DESCRIPTION OF THE TASK: Write the material out again in full, exactly.

RECORDS FOR PROCESSING:
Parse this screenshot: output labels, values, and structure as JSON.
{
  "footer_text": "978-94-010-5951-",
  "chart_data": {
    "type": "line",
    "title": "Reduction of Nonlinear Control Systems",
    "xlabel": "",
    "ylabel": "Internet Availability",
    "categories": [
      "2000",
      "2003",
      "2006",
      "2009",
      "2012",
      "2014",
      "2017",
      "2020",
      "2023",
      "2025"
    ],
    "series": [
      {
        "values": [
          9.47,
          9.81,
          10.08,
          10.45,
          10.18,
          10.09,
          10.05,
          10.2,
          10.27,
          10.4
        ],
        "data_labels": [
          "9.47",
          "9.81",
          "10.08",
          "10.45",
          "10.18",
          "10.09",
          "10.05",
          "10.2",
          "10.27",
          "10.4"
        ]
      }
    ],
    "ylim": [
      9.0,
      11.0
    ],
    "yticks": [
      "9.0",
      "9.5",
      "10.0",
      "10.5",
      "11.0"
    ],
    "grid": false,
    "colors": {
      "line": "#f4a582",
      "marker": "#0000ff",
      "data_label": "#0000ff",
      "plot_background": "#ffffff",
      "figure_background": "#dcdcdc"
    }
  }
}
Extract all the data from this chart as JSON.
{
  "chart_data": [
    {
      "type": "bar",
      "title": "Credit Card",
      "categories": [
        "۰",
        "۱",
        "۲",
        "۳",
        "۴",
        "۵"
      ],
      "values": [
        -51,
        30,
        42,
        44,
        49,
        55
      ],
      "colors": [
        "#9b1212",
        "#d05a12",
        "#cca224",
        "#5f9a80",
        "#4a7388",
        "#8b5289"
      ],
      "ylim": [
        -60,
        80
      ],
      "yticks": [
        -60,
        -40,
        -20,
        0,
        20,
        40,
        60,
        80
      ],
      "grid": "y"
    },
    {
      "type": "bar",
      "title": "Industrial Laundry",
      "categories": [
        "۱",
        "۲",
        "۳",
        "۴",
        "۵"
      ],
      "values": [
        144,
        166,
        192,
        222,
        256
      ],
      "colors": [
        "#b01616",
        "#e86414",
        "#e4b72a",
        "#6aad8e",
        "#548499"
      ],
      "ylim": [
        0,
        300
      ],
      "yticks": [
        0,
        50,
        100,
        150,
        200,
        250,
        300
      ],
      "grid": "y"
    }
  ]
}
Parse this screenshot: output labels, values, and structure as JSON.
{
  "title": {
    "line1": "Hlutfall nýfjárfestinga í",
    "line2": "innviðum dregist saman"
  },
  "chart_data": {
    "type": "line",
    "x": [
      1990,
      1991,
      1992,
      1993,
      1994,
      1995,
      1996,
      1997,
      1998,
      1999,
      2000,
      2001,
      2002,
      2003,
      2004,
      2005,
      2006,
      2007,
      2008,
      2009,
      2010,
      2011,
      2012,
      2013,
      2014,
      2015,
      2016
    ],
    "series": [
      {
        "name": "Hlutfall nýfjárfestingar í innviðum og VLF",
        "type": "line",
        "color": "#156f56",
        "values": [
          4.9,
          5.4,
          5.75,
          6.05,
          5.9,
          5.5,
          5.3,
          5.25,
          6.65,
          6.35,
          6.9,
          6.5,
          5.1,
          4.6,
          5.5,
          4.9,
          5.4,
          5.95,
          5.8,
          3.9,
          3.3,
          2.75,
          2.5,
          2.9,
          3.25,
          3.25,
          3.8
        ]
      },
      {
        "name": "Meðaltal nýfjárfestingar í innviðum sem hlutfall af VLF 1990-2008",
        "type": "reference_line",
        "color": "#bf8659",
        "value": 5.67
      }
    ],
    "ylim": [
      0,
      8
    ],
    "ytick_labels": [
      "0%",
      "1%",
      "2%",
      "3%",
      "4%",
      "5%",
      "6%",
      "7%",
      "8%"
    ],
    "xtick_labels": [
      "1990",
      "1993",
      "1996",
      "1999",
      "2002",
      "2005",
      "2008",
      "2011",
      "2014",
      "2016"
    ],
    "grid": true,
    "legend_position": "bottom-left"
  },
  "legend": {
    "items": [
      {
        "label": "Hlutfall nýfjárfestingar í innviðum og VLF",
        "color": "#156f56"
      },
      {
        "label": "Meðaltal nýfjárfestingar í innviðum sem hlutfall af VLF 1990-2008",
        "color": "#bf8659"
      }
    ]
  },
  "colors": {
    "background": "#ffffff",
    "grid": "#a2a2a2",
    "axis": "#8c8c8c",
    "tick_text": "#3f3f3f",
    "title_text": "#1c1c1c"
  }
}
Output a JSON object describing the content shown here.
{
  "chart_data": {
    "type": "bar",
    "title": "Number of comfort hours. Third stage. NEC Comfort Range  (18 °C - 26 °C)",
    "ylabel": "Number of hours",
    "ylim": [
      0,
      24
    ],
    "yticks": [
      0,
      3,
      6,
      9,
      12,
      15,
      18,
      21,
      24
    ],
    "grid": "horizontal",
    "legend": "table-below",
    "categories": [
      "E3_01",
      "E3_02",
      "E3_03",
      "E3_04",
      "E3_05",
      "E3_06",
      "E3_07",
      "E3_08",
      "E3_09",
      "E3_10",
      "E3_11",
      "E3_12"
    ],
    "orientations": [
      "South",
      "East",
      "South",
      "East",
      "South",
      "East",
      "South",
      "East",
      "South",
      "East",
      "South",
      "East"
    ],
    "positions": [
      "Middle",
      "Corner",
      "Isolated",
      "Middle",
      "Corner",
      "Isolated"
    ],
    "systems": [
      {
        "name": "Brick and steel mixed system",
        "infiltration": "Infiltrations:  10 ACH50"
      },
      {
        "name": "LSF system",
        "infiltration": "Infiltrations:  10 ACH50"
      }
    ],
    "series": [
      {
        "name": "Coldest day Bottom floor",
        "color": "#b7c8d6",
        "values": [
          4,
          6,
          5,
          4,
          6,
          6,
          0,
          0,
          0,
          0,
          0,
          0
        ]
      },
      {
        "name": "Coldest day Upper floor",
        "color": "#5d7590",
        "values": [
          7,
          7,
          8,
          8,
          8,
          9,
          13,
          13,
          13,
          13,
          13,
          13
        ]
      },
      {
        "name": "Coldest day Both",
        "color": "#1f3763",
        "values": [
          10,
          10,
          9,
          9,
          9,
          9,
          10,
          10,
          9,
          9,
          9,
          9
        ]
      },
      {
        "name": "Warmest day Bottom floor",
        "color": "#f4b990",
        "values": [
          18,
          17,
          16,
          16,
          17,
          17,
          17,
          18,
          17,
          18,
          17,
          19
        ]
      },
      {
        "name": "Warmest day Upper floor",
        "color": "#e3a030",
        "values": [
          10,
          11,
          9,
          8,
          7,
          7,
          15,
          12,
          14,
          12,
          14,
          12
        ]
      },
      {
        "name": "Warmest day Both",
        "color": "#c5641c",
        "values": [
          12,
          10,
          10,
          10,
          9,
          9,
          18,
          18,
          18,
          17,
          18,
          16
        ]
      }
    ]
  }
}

ANSWER FOR THE TASK:
Parse this screenshot: output labels, values, and structure as JSON.
{
  "footer_text": "978-94-010-5951-",
  "chart_data": {
    "type": "line",
    "title": "Reduction of Nonlinear Control Systems",
    "xlabel": "",
    "ylabel": "Internet Availability",
    "categories": [
      "2000",
      "2003",
      "2006",
      "2009",
      "2012",
      "2014",
      "2017",
      "2020",
      "2023",
      "2025"
    ],
    "series": [
      {
        "values": [
          9.47,
          9.81,
          10.08,
          10.45,
          10.18,
          10.09,
          10.05,
          10.2,
          10.27,
          10.4
        ],
        "data_labels": [
          "9.47",
          "9.81",
          "10.08",
          "10.45",
          "10.18",
          "10.09",
          "10.05",
          "10.2",
          "10.27",
          "10.4"
        ]
      }
    ],
    "ylim": [
      9.0,
      11.0
    ],
    "yticks": [
      "9.0",
      "9.5",
      "10.0",
      "10.5",
      "11.0"
    ],
    "grid": false,
    "colors": {
      "line": "#f4a582",
      "marker": "#0000ff",
      "data_label": "#0000ff",
      "plot_background": "#ffffff",
      "figure_background": "#dcdcdc"
    }
  }
}
Extract all the data from this chart as JSON.
{
  "chart_data": [
    {
      "type": "bar",
      "title": "Credit Card",
      "categories": [
        "۰",
        "۱",
        "۲",
        "۳",
        "۴",
        "۵"
      ],
      "values": [
        -51,
        30,
        42,
        44,
        49,
        55
      ],
      "colors": [
        "#9b1212",
        "#d05a12",
        "#cca224",
        "#5f9a80",
        "#4a7388",
        "#8b5289"
      ],
      "ylim": [
        -60,
        80
      ],
      "yticks": [
        -60,
        -40,
        -20,
        0,
        20,
        40,
        60,
        80
      ],
      "grid": "y"
    },
    {
      "type": "bar",
      "title": "Industrial Laundry",
      "categories": [
        "۱",
        "۲",
        "۳",
        "۴",
        "۵"
      ],
      "values": [
        144,
        166,
        192,
        222,
        256
      ],
      "colors": [
        "#b01616",
        "#e86414",
        "#e4b72a",
        "#6aad8e",
        "#548499"
      ],
      "ylim": [
        0,
        300
      ],
      "yticks": [
        0,
        50,
        100,
        150,
        200,
        250,
        300
      ],
      "grid": "y"
    }
  ]
}
Parse this screenshot: output labels, values, and structure as JSON.
{
  "title": {
    "line1": "Hlutfall nýfjárfestinga í",
    "line2": "innviðum dregist saman"
  },
  "chart_data": {
    "type": "line",
    "x": [
      1990,
      1991,
      1992,
      1993,
      1994,
      1995,
      1996,
      1997,
      1998,
      1999,
      2000,
      2001,
      2002,
      2003,
      2004,
      2005,
      2006,
      2007,
      2008,
      2009,
      2010,
      2011,
      2012,
      2013,
      2014,
      2015,
      2016
    ],
    "series": [
      {
        "name": "Hlutfall nýfjárfestingar í innviðum og VLF",
        "type": "line",
        "color": "#156f56",
        "values": [
          4.9,
          5.4,
          5.75,
          6.05,
          5.9,
          5.5,
          5.3,
          5.25,
          6.65,
          6.35,
          6.9,
          6.5,
          5.1,
          4.6,
          5.5,
          4.9,
          5.4,
          5.95,
          5.8,
          3.9,
          3.3,
          2.75,
          2.5,
          2.9,
          3.25,
          3.25,
          3.8
        ]
      },
      {
        "name": "Meðaltal nýfjárfestingar í innviðum sem hlutfall af VLF 1990-2008",
        "type": "reference_line",
        "color": "#bf8659",
        "value": 5.67
      }
    ],
    "ylim": [
      0,
      8
    ],
    "ytick_labels": [
      "0%",
      "1%",
      "2%",
      "3%",
      "4%",
      "5%",
      "6%",
      "7%",
      "8%"
    ],
    "xtick_labels": [
      "1990",
      "1993",
      "1996",
      "1999",
      "2002",
      "2005",
      "2008",
      "2011",
      "2014",
      "2016"
    ],
    "grid": true,
    "legend_position": "bottom-left"
  },
  "legend": {
    "items": [
      {
        "label": "Hlutfall nýfjárfestingar í innviðum og VLF",
        "color": "#156f56"
      },
      {
        "label": "Meðaltal nýfjárfestingar í innviðum sem hlutfall af VLF 1990-2008",
        "color": "#bf8659"
      }
    ]
  },
  "colors": {
    "background": "#ffffff",
    "grid": "#a2a2a2",
    "axis": "#8c8c8c",
    "tick_text": "#3f3f3f",
    "title_text": "#1c1c1c"
  }
}
Output a JSON object describing the content shown here.
{
  "chart_data": {
    "type": "bar",
    "title": "Number of comfort hours. Third stage. NEC Comfort Range  (18 °C - 26 °C)",
    "ylabel": "Number of hours",
    "ylim": [
      0,
      24
    ],
    "yticks": [
      0,
      3,
      6,
      9,
      12,
      15,
      18,
      21,
      24
    ],
    "grid": "horizontal",
    "legend": "table-below",
    "categories": [
      "E3_01",
      "E3_02",
      "E3_03",
      "E3_04",
      "E3_05",
      "E3_06",
      "E3_07",
      "E3_08",
      "E3_09",
      "E3_10",
      "E3_11",
      "E3_12"
    ],
    "orientations": [
      "South",
      "East",
      "South",
      "East",
      "South",
      "East",
      "South",
      "East",
      "South",
      "East",
      "South",
      "East"
    ],
    "positions": [
      "Middle",
      "Corner",
      "Isolated",
      "Middle",
      "Corner",
      "Isolated"
    ],
    "systems": [
      {
        "name": "Brick and steel mixed system",
        "infiltration": "Infiltrations:  10 ACH50"
      },
      {
        "name": "LSF system",
        "infiltration": "Infiltrations:  10 ACH50"
      }
    ],
    "series": [
      {
        "name": "Coldest day Bottom floor",
        "color": "#b7c8d6",
        "values": [
          4,
          6,
          5,
          4,
          6,
          6,
          0,
          0,
          0,
          0,
          0,
          0
        ]
      },
      {
        "name": "Coldest day Upper floor",
        "color": "#5d7590",
        "values": [
          7,
          7,
          8,
          8,
          8,
          9,
          13,
          13,
          13,
          13,
          13,
          13
        ]
      },
      {
        "name": "Coldest day Both",
        "color": "#1f3763",
        "values": [
          10,
          10,
          9,
          9,
          9,
          9,
          10,
          10,
          9,
          9,
          9,
          9
        ]
      },
      {
        "name": "Warmest day Bottom floor",
        "color": "#f4b990",
        "values": [
          18,
          17,
          16,
          16,
          17,
          17,
          17,
          18,
          17,
          18,
          17,
          19
        ]
      },
      {
        "name": "Warmest day Upper floor",
        "color": "#e3a030",
        "values": [
          10,
          11,
          9,
          8,
          7,
          7,
          15,
          12,
          14,
          12,
          14,
          12
        ]
      },
      {
        "name": "Warmest day Both",
        "color": "#c5641c",
        "values": [
          12,
          10,
          10,
          10,
          9,
          9,
          18,
          18,
          18,
          17,
          18,
          16
        ]
      }
    ]
  }
}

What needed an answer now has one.